(Collected data)
****************

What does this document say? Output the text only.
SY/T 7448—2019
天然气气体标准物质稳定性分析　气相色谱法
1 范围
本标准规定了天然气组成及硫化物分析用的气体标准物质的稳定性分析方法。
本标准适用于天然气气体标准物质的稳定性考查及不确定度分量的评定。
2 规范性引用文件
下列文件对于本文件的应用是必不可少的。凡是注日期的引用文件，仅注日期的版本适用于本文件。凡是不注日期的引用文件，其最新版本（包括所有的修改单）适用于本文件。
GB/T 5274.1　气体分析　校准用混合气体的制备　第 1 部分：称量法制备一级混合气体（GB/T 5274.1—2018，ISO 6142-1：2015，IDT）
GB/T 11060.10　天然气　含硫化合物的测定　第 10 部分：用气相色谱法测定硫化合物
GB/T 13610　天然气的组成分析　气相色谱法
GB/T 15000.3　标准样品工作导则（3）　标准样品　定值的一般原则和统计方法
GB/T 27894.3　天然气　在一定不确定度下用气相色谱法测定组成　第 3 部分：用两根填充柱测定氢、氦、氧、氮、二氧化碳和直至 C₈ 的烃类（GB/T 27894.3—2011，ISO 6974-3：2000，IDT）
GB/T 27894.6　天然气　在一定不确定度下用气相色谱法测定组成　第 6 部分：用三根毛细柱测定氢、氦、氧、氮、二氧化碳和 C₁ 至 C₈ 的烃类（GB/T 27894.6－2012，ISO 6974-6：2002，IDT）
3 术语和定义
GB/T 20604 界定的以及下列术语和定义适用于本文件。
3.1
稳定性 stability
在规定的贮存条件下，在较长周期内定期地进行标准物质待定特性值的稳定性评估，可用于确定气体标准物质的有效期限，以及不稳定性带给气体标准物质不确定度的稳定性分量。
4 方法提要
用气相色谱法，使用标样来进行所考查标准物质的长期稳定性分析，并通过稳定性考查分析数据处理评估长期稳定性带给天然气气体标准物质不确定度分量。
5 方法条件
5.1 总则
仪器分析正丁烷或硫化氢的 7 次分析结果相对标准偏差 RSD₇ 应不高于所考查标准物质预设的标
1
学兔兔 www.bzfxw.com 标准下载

****************

* YOUR GOAL
Each line of the material above needs to be quoted exactly, please.

* FULL SOLUTION
What does this document say? Output the text only.
SY/T 7448—2019
天然气气体标准物质稳定性分析　气相色谱法
1 范围
本标准规定了天然气组成及硫化物分析用的气体标准物质的稳定性分析方法。
本标准适用于天然气气体标准物质的稳定性考查及不确定度分量的评定。
2 规范性引用文件
下列文件对于本文件的应用是必不可少的。凡是注日期的引用文件，仅注日期的版本适用于本文件。凡是不注日期的引用文件，其最新版本（包括所有的修改单）适用于本文件。
GB/T 5274.1　气体分析　校准用混合气体的制备　第 1 部分：称量法制备一级混合气体（GB/T 5274.1—2018，ISO 6142-1：2015，IDT）
GB/T 11060.10　天然气　含硫化合物的测定　第 10 部分：用气相色谱法测定硫化合物
GB/T 13610　天然气的组成分析　气相色谱法
GB/T 15000.3　标准样品工作导则（3）　标准样品　定值的一般原则和统计方法
GB/T 27894.3　天然气　在一定不确定度下用气相色谱法测定组成　第 3 部分：用两根填充柱测定氢、氦、氧、氮、二氧化碳和直至 C₈ 的烃类（GB/T 27894.3—2011，ISO 6974-3：2000，IDT）
GB/T 27894.6　天然气　在一定不确定度下用气相色谱法测定组成　第 6 部分：用三根毛细柱测定氢、氦、氧、氮、二氧化碳和 C₁ 至 C₈ 的烃类（GB/T 27894.6－2012，ISO 6974-6：2002，IDT）
3 术语和定义
GB/T 20604 界定的以及下列术语和定义适用于本文件。
3.1
稳定性 stability
在规定的贮存条件下，在较长周期内定期地进行标准物质待定特性值的稳定性评估，可用于确定气体标准物质的有效期限，以及不稳定性带给气体标准物质不确定度的稳定性分量。
4 方法提要
用气相色谱法，使用标样来进行所考查标准物质的长期稳定性分析，并通过稳定性考查分析数据处理评估长期稳定性带给天然气气体标准物质不确定度分量。
5 方法条件
5.1 总则
仪器分析正丁烷或硫化氢的 7 次分析结果相对标准偏差 RSD₇ 应不高于所考查标准物质预设的标
1
学兔兔 www.bzfxw.com 标准下载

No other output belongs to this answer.